_Texte fourni_
==========

Résidences et expositions, Brésil, 2003-2004, Démarche artistique

Présentation de travaux réalisés lors de résidences et à l’occasion d’expositions individuelles et collectives au Brésil, en 2003-2004

Que reste-t-il des fragments rencontrés à la surface du paysage et qui captent le regard ?*
Les gestes permettent de recueillir ces fragments : ils s’inscrivent dans le prolongement des déplacements du corps dans l’espace et constituent le point d’aboutissement de ce qui est vécu comme une traversée. En ce point de contact, le regard se fait tactile à la rencontre de la matière.
Extraits de leur milieu d’origine, ces fragments laissent leur empreinte en négatif.
Cette absence, liée à leur disparition, est soulignée en atelier par l’utilisation du blanc, répondant au geste initial qu’il prolonge, de mise en retrait du paysage.
En subtilisant leur couleur propre, remplacée par une « non-couleur », nous accompagnons leur disparition en même temps que leur texture se révèle progressivement et qu’ils apparaissent plus éclatants.

Replacés dans leur milieu d’origine, ils oscillent entre présence et absence.
S’ils font irruption entre les racines des arbres comme s’ils émergeaient de la terre retournée, dans Au pli des arbres, l’ombre qui se creuse à leur lisière les ancre de nouveau dans le paysage en faisant remonter à la surface l’obscurité profonde.
Dans Sans parole, ces fragments jonchent le sol de l’espace d’exposition, abandonnés à eux-mêmes et livrés au regard du spectateur comme autant de traces d’une expérience passée refaisant surface et dont l’histoire serait à réinventer.
L’ombre portée des branches se glisse entre les pages d’un livre ouvert à même le sol, dans Traversée en suspens, et nous reconduit vers un en-deçà de l’image : l’obscurité qui précède son apparition est aussi la condition de sa visibilité.

Ces fragments de végétaux sont autant de restes abandonnés à la surface d’un paysage arpenté dans son étendue. S’ils jalonnent celui-ci et rythment nos déplacements, ils deviennent bientôt le motif de nos investigations.
Recueillis, avant de disparaître puis, mis en retrait, ils réapparaissent éclatants en pleine lumière, le temps d’une exposition, et se présentent comme autant d’indices à la lecture du spectateur. L’ombre portée s’offre au regard comme une énigme l’invitant à se pencher à son tour sur les traits d’un inconnu, d’un autre ou d’un ailleurs.**
La transformation de la matière en atelier (par le passage de la couleur au blanc) s’apparente à l’application d’une seconde peau insufflant une seconde vie aux restes du paysage recueillis.

==========

_Données fournies_
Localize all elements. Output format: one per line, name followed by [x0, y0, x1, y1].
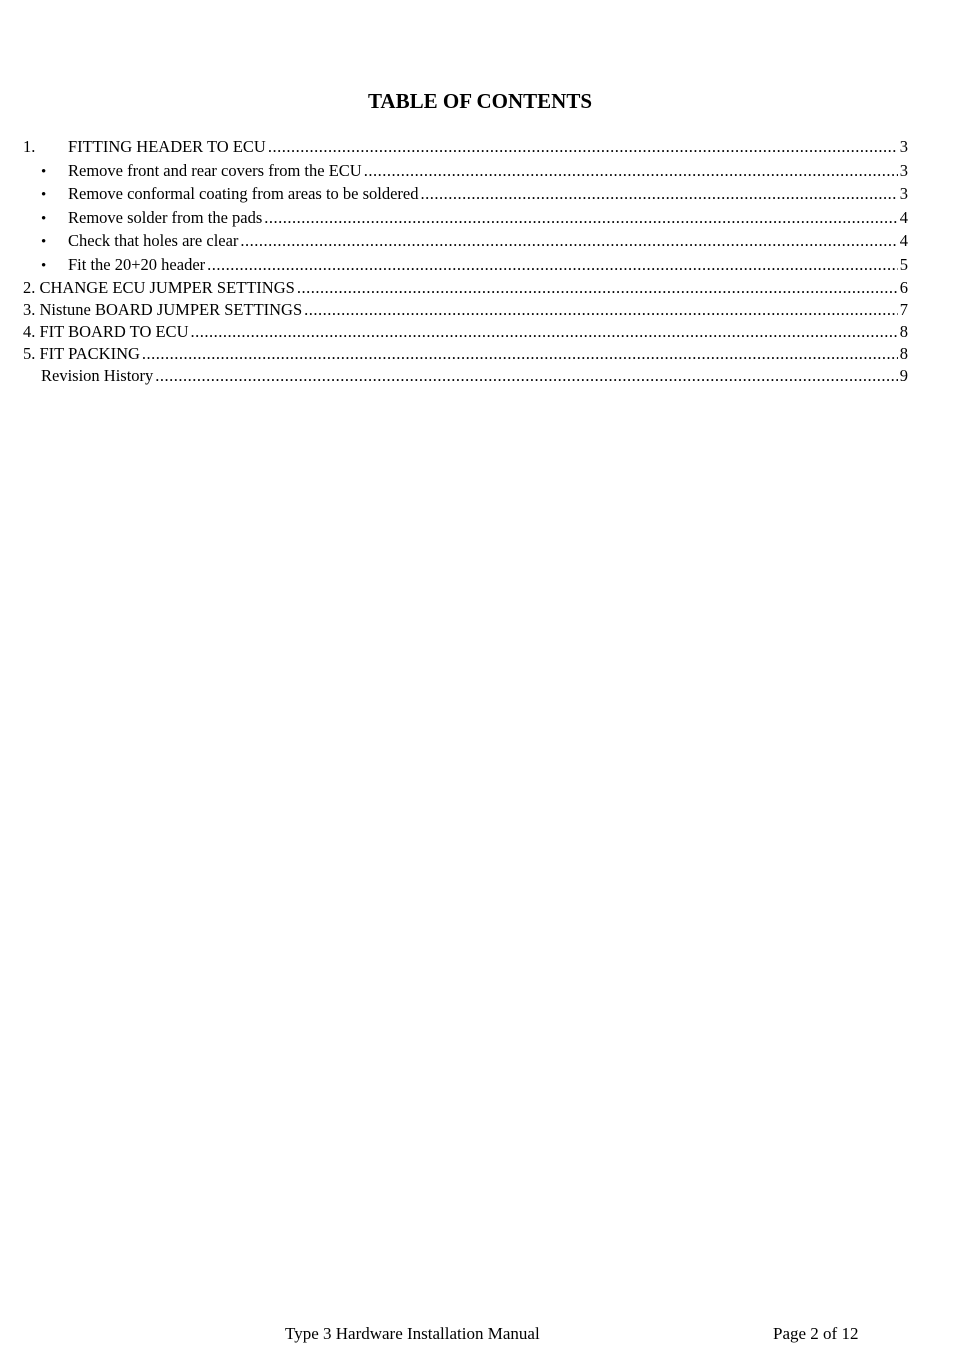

==========

_Travail à faire_
Reproduisez mot pour mot le passage du texte fourni compris entre « Extraits de leur » et « surface l’obscurité profonde. », ces deux segments inclus.

_Corrigé proposé_
Extraits de leur milieu d’origine, ces fragments laissent leur empreinte en négatif.
Cette absence, liée à leur disparition, est soulignée en atelier par l’utilisation du blanc, répondant au geste initial qu’il prolonge, de mise en retrait du paysage.
En subtilisant leur couleur propre, remplacée par une « non-couleur », nous accompagnons leur disparition en même temps que leur texture se révèle progressivement et qu’ils apparaissent plus éclatants.

Replacés dans leur milieu d’origine, ils oscillent entre présence et absence.
S’ils font irruption entre les racines des arbres comme s’ils émergeaient de la terre retournée, dans Au pli des arbres, l’ombre qui se creuse à leur lisière les ancre de nouveau dans le paysage en faisant remonter à la surface l’obscurité profonde.